* **Given request**: Copy the lines below as they are; omit the images they contain.

>> START Dataset entries

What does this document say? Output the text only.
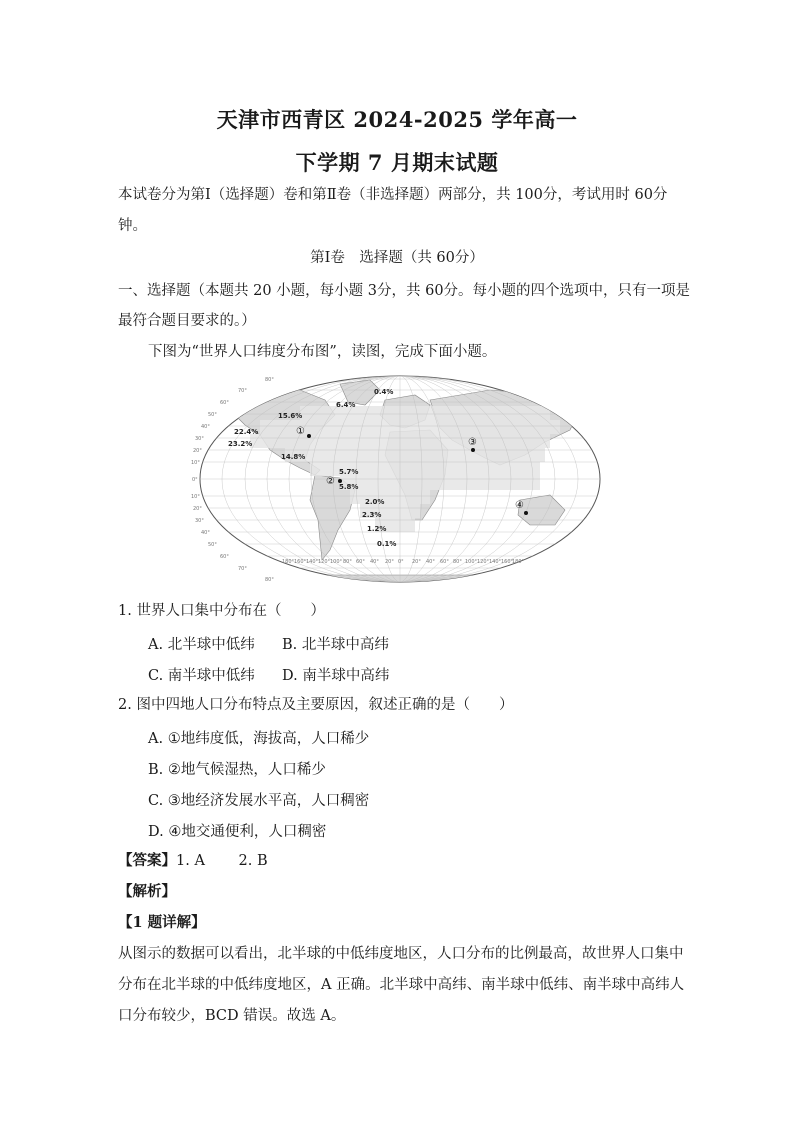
天津市西青区 2024-2025 学年高一
下学期 7 月期末试题
本试卷分为第Ⅰ（选择题）卷和第Ⅱ卷（非选择题）两部分，共 100分，考试用时 60分
钟。
第Ⅰ卷　选择题（共 60分）
一、选择题（本题共 20 小题，每小题 3分，共 60分。每小题的四个选项中，只有一项是
最符合题目要求的。）
下图为“世界人口纬度分布图”，读图，完成下面小题。
80°
70°
60°
50°
40°
30°
20°
10°
0°
10°
20°
30°
40°
50°
60°
70°
80°
180° 160° 140° 120° 100° 80° 60° 40° 20° 0° 20° 40° 60° 80° 100° 120° 140° 160°
180°
0.4%
6.4%
15.6%
22.4%
23.2%
14.8%
5.7%
5.8%
2.0%
2.3%
1.2%
0.1%
①
②
③
④
1. 世界人口集中分布在（　　）
A. 北半球中低纬 B. 北半球中高纬
C. 南半球中低纬 D. 南半球中高纬
2. 图中四地人口分布特点及主要原因，叙述正确的是（　　）
A. ①地纬度低，海拔高，人口稀少
B. ②地气候湿热，人口稀少
C. ③地经济发展水平高，人口稠密
D. ④地交通便利，人口稠密
【答案】1. A　　 2. B
【解析】
【1 题详解】
从图示的数据可以看出，北半球的中低纬度地区，人口分布的比例最高，故世界人口集中
分布在北半球的中低纬度地区，A 正确。北半球中高纬、南半球中低纬、南半球中高纬人
口分布较少，BCD 错误。故选 A。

>> END Dataset entries

* **Output of the exercise**:
What does this document say? Output the text only.
天津市西青区 2024-2025 学年高一
下学期 7 月期末试题
本试卷分为第Ⅰ（选择题）卷和第Ⅱ卷（非选择题）两部分，共 100分，考试用时 60分
钟。
第Ⅰ卷　选择题（共 60分）
一、选择题（本题共 20 小题，每小题 3分，共 60分。每小题的四个选项中，只有一项是
最符合题目要求的。）
下图为“世界人口纬度分布图”，读图，完成下面小题。
80°
70°
60°
50°
40°
30°
20°
10°
0°
10°
20°
30°
40°
50°
60°
70°
80°
180° 160° 140° 120° 100° 80° 60° 40° 20° 0° 20° 40° 60° 80° 100° 120° 140° 160°
180°
0.4%
6.4%
15.6%
22.4%
23.2%
14.8%
5.7%
5.8%
2.0%
2.3%
1.2%
0.1%
①
②
③
④
1. 世界人口集中分布在（　　）
A. 北半球中低纬 B. 北半球中高纬
C. 南半球中低纬 D. 南半球中高纬
2. 图中四地人口分布特点及主要原因，叙述正确的是（　　）
A. ①地纬度低，海拔高，人口稀少
B. ②地气候湿热，人口稀少
C. ③地经济发展水平高，人口稠密
D. ④地交通便利，人口稠密
【答案】1. A　　 2. B
【解析】
【1 题详解】
从图示的数据可以看出，北半球的中低纬度地区，人口分布的比例最高，故世界人口集中
分布在北半球的中低纬度地区，A 正确。北半球中高纬、南半球中低纬、南半球中高纬人
口分布较少，BCD 错误。故选 A。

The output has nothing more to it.